WHAT YOU SHOULD DO:
Repeat every record below exactly as it appears.

========================

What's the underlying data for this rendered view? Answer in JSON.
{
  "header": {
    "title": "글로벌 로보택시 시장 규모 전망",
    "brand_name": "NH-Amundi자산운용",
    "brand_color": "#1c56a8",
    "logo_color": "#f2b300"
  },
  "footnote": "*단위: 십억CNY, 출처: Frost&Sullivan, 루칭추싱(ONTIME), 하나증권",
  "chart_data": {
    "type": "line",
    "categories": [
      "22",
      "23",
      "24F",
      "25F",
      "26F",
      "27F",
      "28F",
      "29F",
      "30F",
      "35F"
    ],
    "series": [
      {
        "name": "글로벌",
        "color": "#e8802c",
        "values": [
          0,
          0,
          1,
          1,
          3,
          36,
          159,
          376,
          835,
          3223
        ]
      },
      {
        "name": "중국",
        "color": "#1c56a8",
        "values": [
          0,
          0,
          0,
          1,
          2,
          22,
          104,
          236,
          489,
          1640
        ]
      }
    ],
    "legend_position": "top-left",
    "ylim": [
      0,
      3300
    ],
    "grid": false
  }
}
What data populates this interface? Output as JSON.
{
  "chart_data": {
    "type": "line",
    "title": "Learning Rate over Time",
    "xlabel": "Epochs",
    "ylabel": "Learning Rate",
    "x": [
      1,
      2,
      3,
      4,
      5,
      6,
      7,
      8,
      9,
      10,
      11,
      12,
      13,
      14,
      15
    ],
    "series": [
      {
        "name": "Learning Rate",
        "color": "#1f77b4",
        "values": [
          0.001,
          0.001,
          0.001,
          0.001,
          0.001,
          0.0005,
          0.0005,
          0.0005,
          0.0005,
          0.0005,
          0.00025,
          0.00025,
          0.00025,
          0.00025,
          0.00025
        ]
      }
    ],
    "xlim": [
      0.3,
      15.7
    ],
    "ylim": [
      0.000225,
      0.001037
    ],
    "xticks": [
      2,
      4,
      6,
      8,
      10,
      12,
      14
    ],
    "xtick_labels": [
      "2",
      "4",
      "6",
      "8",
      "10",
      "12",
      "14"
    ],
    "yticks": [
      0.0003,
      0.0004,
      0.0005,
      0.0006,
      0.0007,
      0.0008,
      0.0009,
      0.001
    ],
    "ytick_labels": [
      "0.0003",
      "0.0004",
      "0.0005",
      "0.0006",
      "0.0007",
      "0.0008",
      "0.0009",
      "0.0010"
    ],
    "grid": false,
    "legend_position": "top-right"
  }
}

========================

CORRECT RESPONSE:
What's the underlying data for this rendered view? Answer in JSON.
{
  "header": {
    "title": "글로벌 로보택시 시장 규모 전망",
    "brand_name": "NH-Amundi자산운용",
    "brand_color": "#1c56a8",
    "logo_color": "#f2b300"
  },
  "footnote": "*단위: 십억CNY, 출처: Frost&Sullivan, 루칭추싱(ONTIME), 하나증권",
  "chart_data": {
    "type": "line",
    "categories": [
      "22",
      "23",
      "24F",
      "25F",
      "26F",
      "27F",
      "28F",
      "29F",
      "30F",
      "35F"
    ],
    "series": [
      {
        "name": "글로벌",
        "color": "#e8802c",
        "values": [
          0,
          0,
          1,
          1,
          3,
          36,
          159,
          376,
          835,
          3223
        ]
      },
      {
        "name": "중국",
        "color": "#1c56a8",
        "values": [
          0,
          0,
          0,
          1,
          2,
          22,
          104,
          236,
          489,
          1640
        ]
      }
    ],
    "legend_position": "top-left",
    "ylim": [
      0,
      3300
    ],
    "grid": false
  }
}
What data populates this interface? Output as JSON.
{
  "chart_data": {
    "type": "line",
    "title": "Learning Rate over Time",
    "xlabel": "Epochs",
    "ylabel": "Learning Rate",
    "x": [
      1,
      2,
      3,
      4,
      5,
      6,
      7,
      8,
      9,
      10,
      11,
      12,
      13,
      14,
      15
    ],
    "series": [
      {
        "name": "Learning Rate",
        "color": "#1f77b4",
        "values": [
          0.001,
          0.001,
          0.001,
          0.001,
          0.001,
          0.0005,
          0.0005,
          0.0005,
          0.0005,
          0.0005,
          0.00025,
          0.00025,
          0.00025,
          0.00025,
          0.00025
        ]
      }
    ],
    "xlim": [
      0.3,
      15.7
    ],
    "ylim": [
      0.000225,
      0.001037
    ],
    "xticks": [
      2,
      4,
      6,
      8,
      10,
      12,
      14
    ],
    "xtick_labels": [
      "2",
      "4",
      "6",
      "8",
      "10",
      "12",
      "14"
    ],
    "yticks": [
      0.0003,
      0.0004,
      0.0005,
      0.0006,
      0.0007,
      0.0008,
      0.0009,
      0.001
    ],
    "ytick_labels": [
      "0.0003",
      "0.0004",
      "0.0005",
      "0.0006",
      "0.0007",
      "0.0008",
      "0.0009",
      "0.0010"
    ],
    "grid": false,
    "legend_position": "top-right"
  }
}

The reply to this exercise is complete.